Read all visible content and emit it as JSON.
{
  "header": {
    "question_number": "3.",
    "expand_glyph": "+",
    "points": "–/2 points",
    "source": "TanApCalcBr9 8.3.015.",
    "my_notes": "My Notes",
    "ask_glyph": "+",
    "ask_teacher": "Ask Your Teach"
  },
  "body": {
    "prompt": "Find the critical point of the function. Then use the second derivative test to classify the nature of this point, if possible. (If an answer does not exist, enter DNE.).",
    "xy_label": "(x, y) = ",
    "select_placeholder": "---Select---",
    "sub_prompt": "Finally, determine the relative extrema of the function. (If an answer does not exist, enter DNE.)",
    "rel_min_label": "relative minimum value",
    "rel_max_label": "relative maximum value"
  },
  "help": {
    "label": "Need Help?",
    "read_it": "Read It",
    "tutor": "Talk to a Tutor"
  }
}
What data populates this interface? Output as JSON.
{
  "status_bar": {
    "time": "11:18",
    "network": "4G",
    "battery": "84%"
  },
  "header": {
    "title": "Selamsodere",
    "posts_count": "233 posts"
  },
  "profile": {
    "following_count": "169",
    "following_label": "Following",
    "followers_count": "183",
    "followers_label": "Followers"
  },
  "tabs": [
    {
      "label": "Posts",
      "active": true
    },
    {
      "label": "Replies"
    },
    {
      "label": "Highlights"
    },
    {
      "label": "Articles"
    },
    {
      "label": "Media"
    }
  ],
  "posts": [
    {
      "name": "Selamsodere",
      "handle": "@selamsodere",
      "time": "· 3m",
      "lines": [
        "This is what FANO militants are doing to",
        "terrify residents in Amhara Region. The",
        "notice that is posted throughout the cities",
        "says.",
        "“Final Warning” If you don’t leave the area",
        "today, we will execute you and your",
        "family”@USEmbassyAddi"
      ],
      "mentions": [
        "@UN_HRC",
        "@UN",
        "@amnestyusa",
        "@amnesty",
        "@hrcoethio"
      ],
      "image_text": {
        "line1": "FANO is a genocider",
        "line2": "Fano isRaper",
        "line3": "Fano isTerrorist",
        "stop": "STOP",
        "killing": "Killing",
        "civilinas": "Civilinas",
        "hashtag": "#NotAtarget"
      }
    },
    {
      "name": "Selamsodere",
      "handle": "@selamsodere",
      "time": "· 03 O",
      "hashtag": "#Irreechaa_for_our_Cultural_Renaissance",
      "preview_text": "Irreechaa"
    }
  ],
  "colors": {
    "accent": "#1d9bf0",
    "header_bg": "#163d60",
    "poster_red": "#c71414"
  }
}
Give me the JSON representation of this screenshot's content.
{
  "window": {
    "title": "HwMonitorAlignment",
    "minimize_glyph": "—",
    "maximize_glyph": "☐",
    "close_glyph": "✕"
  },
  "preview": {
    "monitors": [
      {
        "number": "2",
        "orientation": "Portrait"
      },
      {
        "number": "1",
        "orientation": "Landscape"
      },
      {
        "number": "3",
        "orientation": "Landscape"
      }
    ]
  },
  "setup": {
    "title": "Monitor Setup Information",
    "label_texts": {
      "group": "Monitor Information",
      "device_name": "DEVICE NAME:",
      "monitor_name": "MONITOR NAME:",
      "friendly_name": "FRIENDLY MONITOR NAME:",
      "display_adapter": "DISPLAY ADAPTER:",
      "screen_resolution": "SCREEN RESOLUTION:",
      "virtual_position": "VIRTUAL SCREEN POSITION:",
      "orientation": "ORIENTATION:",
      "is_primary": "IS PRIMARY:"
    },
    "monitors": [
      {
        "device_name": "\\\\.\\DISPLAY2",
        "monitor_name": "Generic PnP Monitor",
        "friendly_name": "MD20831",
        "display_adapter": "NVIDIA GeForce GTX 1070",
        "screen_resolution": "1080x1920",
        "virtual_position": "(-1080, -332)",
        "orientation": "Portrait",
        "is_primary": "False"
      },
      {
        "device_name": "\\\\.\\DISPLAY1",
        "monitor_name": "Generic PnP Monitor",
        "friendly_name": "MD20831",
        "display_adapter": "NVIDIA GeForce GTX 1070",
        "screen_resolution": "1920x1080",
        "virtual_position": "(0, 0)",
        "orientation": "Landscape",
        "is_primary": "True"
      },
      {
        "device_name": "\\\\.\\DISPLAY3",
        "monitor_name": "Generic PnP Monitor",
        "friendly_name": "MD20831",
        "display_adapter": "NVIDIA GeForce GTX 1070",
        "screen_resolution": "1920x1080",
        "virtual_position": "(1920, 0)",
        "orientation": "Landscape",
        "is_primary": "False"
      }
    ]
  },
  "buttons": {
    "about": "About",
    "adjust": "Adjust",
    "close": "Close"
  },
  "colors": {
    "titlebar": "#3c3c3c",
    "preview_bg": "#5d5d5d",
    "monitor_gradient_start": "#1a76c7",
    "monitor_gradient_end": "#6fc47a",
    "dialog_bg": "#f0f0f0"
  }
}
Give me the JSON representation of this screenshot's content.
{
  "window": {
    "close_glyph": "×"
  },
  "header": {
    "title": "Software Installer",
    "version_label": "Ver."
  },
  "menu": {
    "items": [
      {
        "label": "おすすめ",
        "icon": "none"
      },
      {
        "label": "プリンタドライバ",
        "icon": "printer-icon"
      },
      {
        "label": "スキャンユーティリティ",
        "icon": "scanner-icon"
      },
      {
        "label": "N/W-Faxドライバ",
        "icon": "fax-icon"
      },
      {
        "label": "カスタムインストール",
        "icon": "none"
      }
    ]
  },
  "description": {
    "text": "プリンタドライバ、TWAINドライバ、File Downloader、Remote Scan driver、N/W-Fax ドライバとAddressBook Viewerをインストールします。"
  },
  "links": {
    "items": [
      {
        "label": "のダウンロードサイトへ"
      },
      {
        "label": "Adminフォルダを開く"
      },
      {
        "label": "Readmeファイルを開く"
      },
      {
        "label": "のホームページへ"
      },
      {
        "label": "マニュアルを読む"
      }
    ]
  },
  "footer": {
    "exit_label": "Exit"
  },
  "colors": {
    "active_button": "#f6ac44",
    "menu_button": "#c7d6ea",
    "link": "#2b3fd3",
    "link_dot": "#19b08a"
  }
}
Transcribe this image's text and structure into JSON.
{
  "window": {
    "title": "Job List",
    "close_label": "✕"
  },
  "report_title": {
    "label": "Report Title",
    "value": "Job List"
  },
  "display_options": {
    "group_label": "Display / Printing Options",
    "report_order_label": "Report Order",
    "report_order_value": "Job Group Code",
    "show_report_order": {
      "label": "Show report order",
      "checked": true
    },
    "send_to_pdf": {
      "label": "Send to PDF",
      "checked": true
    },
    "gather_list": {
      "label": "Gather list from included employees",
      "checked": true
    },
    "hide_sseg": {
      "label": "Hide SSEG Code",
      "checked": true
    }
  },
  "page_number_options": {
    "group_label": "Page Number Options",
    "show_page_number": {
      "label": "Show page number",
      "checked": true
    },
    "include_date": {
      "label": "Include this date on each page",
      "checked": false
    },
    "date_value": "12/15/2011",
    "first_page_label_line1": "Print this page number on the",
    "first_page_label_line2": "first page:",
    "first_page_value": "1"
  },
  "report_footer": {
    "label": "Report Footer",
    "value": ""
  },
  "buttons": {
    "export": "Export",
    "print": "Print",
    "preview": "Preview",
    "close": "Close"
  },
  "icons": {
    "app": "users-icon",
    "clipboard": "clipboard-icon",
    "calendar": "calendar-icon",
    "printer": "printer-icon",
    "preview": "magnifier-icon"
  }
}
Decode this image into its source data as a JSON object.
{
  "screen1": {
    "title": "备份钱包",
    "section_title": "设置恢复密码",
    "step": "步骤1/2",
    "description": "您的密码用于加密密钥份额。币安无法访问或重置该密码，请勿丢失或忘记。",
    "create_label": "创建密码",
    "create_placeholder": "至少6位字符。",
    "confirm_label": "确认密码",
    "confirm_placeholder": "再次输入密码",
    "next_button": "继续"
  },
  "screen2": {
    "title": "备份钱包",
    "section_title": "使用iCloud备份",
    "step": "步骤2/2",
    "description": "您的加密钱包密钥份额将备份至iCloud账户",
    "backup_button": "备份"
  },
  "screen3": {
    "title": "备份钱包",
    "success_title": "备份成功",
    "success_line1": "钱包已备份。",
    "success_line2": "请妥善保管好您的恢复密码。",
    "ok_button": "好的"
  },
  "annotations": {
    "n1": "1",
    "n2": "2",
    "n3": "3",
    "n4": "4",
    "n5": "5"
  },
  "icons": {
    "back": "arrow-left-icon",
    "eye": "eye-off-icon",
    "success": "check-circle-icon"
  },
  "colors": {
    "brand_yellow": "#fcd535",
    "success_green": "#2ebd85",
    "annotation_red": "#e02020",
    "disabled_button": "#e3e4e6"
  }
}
┄┄┄┄┄┄┄┄┄┄┄┄┄┄┄┄┄┄┄┄
**Aim**
Keep only the lines from the one containing "Decode this image" to the end of the entries, and repeat them exactly.

**Response to this task**
Decode this image into its source data as a JSON object.
{
  "screen1": {
    "title": "备份钱包",
    "section_title": "设置恢复密码",
    "step": "步骤1/2",
    "description": "您的密码用于加密密钥份额。币安无法访问或重置该密码，请勿丢失或忘记。",
    "create_label": "创建密码",
    "create_placeholder": "至少6位字符。",
    "confirm_label": "确认密码",
    "confirm_placeholder": "再次输入密码",
    "next_button": "继续"
  },
  "screen2": {
    "title": "备份钱包",
    "section_title": "使用iCloud备份",
    "step": "步骤2/2",
    "description": "您的加密钱包密钥份额将备份至iCloud账户",
    "backup_button": "备份"
  },
  "screen3": {
    "title": "备份钱包",
    "success_title": "备份成功",
    "success_line1": "钱包已备份。",
    "success_line2": "请妥善保管好您的恢复密码。",
    "ok_button": "好的"
  },
  "annotations": {
    "n1": "1",
    "n2": "2",
    "n3": "3",
    "n4": "4",
    "n5": "5"
  },
  "icons": {
    "back": "arrow-left-icon",
    "eye": "eye-off-icon",
    "success": "check-circle-icon"
  },
  "colors": {
    "brand_yellow": "#fcd535",
    "success_green": "#2ebd85",
    "annotation_red": "#e02020",
    "disabled_button": "#e3e4e6"
  }
}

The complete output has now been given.